Aim of the task
From the listing below, count the lines where the string "Mississippi" occurs. Give the number, with no other words.

[Some records]
* BEGIN *

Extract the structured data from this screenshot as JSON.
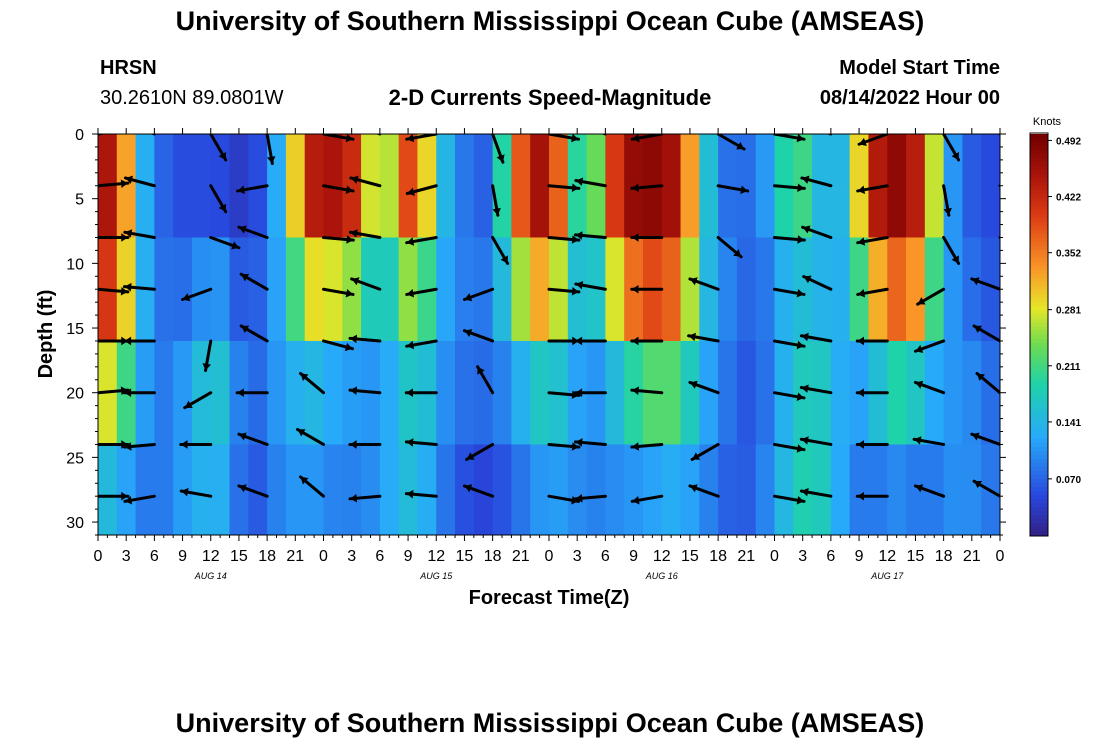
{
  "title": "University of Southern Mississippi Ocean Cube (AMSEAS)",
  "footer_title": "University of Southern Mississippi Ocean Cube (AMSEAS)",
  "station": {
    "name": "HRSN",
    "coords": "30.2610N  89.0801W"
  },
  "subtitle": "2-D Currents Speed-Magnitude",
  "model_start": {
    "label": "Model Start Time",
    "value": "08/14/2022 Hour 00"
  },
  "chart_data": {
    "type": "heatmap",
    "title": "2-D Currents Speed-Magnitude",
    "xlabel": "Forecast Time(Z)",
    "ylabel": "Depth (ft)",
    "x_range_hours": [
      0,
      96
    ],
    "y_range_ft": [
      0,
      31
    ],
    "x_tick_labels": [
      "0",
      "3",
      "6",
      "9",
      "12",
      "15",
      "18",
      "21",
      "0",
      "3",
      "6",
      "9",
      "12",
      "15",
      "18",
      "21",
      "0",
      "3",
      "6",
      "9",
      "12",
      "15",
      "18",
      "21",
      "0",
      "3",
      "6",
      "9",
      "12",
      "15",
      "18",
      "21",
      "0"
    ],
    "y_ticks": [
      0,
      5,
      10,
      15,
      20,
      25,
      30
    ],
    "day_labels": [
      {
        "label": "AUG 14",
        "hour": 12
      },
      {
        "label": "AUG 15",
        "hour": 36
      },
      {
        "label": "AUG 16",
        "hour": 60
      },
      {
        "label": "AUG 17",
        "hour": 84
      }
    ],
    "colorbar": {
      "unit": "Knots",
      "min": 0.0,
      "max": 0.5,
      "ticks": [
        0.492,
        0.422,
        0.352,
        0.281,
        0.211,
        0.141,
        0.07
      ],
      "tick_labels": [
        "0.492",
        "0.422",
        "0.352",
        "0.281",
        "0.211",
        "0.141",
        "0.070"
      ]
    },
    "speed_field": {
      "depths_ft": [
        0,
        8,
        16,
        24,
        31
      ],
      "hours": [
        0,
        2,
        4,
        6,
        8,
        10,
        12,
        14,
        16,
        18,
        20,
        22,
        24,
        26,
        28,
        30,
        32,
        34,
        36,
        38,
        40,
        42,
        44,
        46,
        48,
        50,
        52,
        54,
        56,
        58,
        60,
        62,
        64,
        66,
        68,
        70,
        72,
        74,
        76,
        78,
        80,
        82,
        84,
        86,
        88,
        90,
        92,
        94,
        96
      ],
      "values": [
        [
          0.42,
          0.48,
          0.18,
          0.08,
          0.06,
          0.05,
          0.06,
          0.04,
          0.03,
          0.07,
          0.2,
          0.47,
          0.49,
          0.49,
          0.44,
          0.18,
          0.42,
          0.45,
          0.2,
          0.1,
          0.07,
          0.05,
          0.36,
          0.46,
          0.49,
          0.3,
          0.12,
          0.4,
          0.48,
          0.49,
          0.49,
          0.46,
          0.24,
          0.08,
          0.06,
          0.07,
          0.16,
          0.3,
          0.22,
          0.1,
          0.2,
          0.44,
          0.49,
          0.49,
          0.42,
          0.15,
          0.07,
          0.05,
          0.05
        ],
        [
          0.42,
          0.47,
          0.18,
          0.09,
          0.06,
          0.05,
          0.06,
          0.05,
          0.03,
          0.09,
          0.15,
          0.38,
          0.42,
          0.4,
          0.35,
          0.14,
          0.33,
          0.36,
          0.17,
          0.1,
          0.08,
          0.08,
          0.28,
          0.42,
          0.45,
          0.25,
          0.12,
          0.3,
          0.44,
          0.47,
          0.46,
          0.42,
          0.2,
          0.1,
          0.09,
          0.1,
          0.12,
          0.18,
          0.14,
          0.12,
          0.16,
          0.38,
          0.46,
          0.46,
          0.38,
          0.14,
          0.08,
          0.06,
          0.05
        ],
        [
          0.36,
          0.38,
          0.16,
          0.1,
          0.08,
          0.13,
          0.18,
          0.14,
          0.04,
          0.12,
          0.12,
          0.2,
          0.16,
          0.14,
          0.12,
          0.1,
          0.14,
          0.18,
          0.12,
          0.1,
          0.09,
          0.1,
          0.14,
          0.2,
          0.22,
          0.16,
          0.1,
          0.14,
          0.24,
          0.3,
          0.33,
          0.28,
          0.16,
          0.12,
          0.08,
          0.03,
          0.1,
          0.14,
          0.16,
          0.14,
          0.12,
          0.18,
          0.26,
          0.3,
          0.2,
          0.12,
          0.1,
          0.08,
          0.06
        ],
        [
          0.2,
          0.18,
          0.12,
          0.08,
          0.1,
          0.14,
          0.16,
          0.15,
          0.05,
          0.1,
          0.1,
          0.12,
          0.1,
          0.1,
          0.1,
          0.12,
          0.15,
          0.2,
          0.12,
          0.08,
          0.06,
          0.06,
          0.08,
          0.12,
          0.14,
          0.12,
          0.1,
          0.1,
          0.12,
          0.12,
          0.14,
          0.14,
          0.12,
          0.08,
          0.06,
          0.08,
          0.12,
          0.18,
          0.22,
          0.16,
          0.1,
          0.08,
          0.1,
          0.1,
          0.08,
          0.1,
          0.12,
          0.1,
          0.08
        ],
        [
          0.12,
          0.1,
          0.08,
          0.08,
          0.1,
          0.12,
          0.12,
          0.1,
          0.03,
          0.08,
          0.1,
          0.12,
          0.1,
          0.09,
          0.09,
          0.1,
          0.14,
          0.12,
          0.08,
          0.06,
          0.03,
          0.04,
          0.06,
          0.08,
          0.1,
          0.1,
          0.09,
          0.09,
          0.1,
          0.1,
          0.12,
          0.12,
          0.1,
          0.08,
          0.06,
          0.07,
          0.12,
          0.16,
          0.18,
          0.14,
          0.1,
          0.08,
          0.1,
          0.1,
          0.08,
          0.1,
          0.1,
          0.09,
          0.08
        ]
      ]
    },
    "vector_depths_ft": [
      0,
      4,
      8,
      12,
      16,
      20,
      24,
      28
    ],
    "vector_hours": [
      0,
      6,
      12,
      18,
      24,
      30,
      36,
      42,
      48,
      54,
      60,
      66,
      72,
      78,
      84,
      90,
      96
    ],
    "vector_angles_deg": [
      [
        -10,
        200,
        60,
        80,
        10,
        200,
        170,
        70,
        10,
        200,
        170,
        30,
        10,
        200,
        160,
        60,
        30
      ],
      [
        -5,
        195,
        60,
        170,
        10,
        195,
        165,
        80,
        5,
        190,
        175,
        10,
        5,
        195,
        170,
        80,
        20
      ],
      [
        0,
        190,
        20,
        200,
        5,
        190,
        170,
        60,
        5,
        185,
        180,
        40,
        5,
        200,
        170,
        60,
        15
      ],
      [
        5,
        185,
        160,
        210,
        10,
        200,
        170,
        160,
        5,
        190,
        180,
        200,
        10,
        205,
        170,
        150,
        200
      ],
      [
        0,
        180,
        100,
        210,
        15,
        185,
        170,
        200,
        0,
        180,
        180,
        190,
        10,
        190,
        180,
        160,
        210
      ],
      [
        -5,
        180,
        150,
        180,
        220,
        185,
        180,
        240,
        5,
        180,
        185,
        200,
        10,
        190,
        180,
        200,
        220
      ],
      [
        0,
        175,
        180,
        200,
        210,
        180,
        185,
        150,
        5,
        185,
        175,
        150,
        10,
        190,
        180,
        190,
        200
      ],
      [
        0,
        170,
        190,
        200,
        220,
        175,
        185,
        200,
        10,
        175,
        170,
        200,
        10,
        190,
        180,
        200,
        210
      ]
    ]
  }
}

* END *

Answer to the task
2